▸ Records from a data source:
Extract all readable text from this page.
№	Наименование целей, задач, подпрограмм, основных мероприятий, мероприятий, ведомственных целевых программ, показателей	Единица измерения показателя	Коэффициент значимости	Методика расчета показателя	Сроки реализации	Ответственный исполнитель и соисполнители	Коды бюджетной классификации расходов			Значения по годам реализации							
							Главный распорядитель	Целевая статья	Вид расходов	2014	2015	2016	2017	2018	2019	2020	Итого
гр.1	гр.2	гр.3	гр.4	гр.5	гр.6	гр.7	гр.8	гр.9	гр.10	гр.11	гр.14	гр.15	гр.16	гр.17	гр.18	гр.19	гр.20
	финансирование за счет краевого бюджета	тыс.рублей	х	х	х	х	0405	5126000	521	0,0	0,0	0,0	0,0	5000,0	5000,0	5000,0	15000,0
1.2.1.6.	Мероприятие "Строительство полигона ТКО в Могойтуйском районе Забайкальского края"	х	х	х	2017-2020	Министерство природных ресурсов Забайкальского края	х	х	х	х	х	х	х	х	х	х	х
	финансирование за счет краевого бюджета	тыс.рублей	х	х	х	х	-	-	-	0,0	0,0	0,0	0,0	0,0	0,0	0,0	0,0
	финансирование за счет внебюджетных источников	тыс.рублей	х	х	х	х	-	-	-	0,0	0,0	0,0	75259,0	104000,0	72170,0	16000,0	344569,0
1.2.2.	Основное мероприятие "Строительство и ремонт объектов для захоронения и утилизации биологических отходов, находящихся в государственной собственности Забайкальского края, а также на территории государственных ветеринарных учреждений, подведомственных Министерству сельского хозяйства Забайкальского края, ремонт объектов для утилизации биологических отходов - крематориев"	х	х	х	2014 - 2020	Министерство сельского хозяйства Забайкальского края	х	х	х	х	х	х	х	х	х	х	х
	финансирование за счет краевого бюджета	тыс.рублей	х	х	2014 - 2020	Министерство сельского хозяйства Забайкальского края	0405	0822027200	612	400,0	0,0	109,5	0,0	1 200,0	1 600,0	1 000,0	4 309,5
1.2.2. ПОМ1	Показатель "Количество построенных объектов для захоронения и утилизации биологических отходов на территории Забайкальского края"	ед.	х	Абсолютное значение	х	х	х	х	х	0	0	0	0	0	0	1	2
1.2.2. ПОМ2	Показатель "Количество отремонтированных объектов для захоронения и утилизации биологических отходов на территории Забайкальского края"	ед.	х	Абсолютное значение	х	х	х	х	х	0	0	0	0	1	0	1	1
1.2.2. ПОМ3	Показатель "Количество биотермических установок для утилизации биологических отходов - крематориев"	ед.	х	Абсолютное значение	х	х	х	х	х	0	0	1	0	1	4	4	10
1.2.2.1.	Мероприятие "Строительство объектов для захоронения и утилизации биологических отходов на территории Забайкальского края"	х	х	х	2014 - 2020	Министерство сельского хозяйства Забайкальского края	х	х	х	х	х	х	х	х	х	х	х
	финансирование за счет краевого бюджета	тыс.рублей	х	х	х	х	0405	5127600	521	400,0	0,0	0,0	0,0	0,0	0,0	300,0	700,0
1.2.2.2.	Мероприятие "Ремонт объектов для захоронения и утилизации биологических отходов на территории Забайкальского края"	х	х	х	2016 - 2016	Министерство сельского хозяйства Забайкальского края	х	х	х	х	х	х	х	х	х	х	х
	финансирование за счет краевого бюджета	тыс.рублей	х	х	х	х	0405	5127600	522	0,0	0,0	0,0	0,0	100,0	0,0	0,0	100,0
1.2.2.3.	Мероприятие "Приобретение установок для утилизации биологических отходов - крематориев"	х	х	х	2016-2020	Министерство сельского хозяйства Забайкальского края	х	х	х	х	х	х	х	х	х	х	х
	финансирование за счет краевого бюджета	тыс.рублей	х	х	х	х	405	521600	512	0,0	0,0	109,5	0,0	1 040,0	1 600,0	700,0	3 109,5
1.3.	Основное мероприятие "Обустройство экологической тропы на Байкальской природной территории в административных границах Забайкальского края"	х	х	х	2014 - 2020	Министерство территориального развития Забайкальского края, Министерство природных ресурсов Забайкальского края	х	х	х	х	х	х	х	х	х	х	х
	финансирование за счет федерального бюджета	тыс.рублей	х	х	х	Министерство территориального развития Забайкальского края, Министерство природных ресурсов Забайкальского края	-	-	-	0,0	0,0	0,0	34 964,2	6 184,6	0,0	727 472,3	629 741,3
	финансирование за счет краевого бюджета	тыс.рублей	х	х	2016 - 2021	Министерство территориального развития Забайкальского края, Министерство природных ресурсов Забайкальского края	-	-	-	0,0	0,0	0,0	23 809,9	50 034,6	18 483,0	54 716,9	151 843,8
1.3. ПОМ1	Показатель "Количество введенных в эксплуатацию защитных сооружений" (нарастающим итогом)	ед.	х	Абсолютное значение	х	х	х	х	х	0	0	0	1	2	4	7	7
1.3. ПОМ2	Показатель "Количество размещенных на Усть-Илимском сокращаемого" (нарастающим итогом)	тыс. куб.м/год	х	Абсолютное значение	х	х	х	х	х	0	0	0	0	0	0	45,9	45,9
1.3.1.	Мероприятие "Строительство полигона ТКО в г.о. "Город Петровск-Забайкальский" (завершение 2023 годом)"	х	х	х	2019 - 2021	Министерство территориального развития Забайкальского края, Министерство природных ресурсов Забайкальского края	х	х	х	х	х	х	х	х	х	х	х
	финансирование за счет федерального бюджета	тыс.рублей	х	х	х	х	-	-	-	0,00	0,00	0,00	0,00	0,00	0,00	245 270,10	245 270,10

▸ Task prompt: All of the data needs to be reproduced exactly, with no line missing.

▸ Solution:
Extract all readable text from this page.
№	Наименование целей, задач, подпрограмм, основных мероприятий, мероприятий, ведомственных целевых программ, показателей	Единица измерения показателя	Коэффициент значимости	Методика расчета показателя	Сроки реализации	Ответственный исполнитель и соисполнители	Коды бюджетной классификации расходов			Значения по годам реализации							
							Главный распорядитель	Целевая статья	Вид расходов	2014	2015	2016	2017	2018	2019	2020	Итого
гр.1	гр.2	гр.3	гр.4	гр.5	гр.6	гр.7	гр.8	гр.9	гр.10	гр.11	гр.14	гр.15	гр.16	гр.17	гр.18	гр.19	гр.20
	финансирование за счет краевого бюджета	тыс.рублей	х	х	х	х	0405	5126000	521	0,0	0,0	0,0	0,0	5000,0	5000,0	5000,0	15000,0
1.2.1.6.	Мероприятие "Строительство полигона ТКО в Могойтуйском районе Забайкальского края"	х	х	х	2017-2020	Министерство природных ресурсов Забайкальского края	х	х	х	х	х	х	х	х	х	х	х
	финансирование за счет краевого бюджета	тыс.рублей	х	х	х	х	-	-	-	0,0	0,0	0,0	0,0	0,0	0,0	0,0	0,0
	финансирование за счет внебюджетных источников	тыс.рублей	х	х	х	х	-	-	-	0,0	0,0	0,0	75259,0	104000,0	72170,0	16000,0	344569,0
1.2.2.	Основное мероприятие "Строительство и ремонт объектов для захоронения и утилизации биологических отходов, находящихся в государственной собственности Забайкальского края, а также на территории государственных ветеринарных учреждений, подведомственных Министерству сельского хозяйства Забайкальского края, ремонт объектов для утилизации биологических отходов - крематориев"	х	х	х	2014 - 2020	Министерство сельского хозяйства Забайкальского края	х	х	х	х	х	х	х	х	х	х	х
	финансирование за счет краевого бюджета	тыс.рублей	х	х	2014 - 2020	Министерство сельского хозяйства Забайкальского края	0405	0822027200	612	400,0	0,0	109,5	0,0	1 200,0	1 600,0	1 000,0	4 309,5
1.2.2. ПОМ1	Показатель "Количество построенных объектов для захоронения и утилизации биологических отходов на территории Забайкальского края"	ед.	х	Абсолютное значение	х	х	х	х	х	0	0	0	0	0	0	1	2
1.2.2. ПОМ2	Показатель "Количество отремонтированных объектов для захоронения и утилизации биологических отходов на территории Забайкальского края"	ед.	х	Абсолютное значение	х	х	х	х	х	0	0	0	0	1	0	1	1
1.2.2. ПОМ3	Показатель "Количество биотермических установок для утилизации биологических отходов - крематориев"	ед.	х	Абсолютное значение	х	х	х	х	х	0	0	1	0	1	4	4	10
1.2.2.1.	Мероприятие "Строительство объектов для захоронения и утилизации биологических отходов на территории Забайкальского края"	х	х	х	2014 - 2020	Министерство сельского хозяйства Забайкальского края	х	х	х	х	х	х	х	х	х	х	х
	финансирование за счет краевого бюджета	тыс.рублей	х	х	х	х	0405	5127600	521	400,0	0,0	0,0	0,0	0,0	0,0	300,0	700,0
1.2.2.2.	Мероприятие "Ремонт объектов для захоронения и утилизации биологических отходов на территории Забайкальского края"	х	х	х	2016 - 2016	Министерство сельского хозяйства Забайкальского края	х	х	х	х	х	х	х	х	х	х	х
	финансирование за счет краевого бюджета	тыс.рублей	х	х	х	х	0405	5127600	522	0,0	0,0	0,0	0,0	100,0	0,0	0,0	100,0
1.2.2.3.	Мероприятие "Приобретение установок для утилизации биологических отходов - крематориев"	х	х	х	2016-2020	Министерство сельского хозяйства Забайкальского края	х	х	х	х	х	х	х	х	х	х	х
	финансирование за счет краевого бюджета	тыс.рублей	х	х	х	х	405	521600	512	0,0	0,0	109,5	0,0	1 040,0	1 600,0	700,0	3 109,5
1.3.	Основное мероприятие "Обустройство экологической тропы на Байкальской природной территории в административных границах Забайкальского края"	х	х	х	2014 - 2020	Министерство территориального развития Забайкальского края, Министерство природных ресурсов Забайкальского края	х	х	х	х	х	х	х	х	х	х	х
	финансирование за счет федерального бюджета	тыс.рублей	х	х	х	Министерство территориального развития Забайкальского края, Министерство природных ресурсов Забайкальского края	-	-	-	0,0	0,0	0,0	34 964,2	6 184,6	0,0	727 472,3	629 741,3
	финансирование за счет краевого бюджета	тыс.рублей	х	х	2016 - 2021	Министерство территориального развития Забайкальского края, Министерство природных ресурсов Забайкальского края	-	-	-	0,0	0,0	0,0	23 809,9	50 034,6	18 483,0	54 716,9	151 843,8
1.3. ПОМ1	Показатель "Количество введенных в эксплуатацию защитных сооружений" (нарастающим итогом)	ед.	х	Абсолютное значение	х	х	х	х	х	0	0	0	1	2	4	7	7
1.3. ПОМ2	Показатель "Количество размещенных на Усть-Илимском сокращаемого" (нарастающим итогом)	тыс. куб.м/год	х	Абсолютное значение	х	х	х	х	х	0	0	0	0	0	0	45,9	45,9
1.3.1.	Мероприятие "Строительство полигона ТКО в г.о. "Город Петровск-Забайкальский" (завершение 2023 годом)"	х	х	х	2019 - 2021	Министерство территориального развития Забайкальского края, Министерство природных ресурсов Забайкальского края	х	х	х	х	х	х	х	х	х	х	х
	финансирование за счет федерального бюджета	тыс.рублей	х	х	х	х	-	-	-	0,00	0,00	0,00	0,00	0,00	0,00	245 270,10	245 270,10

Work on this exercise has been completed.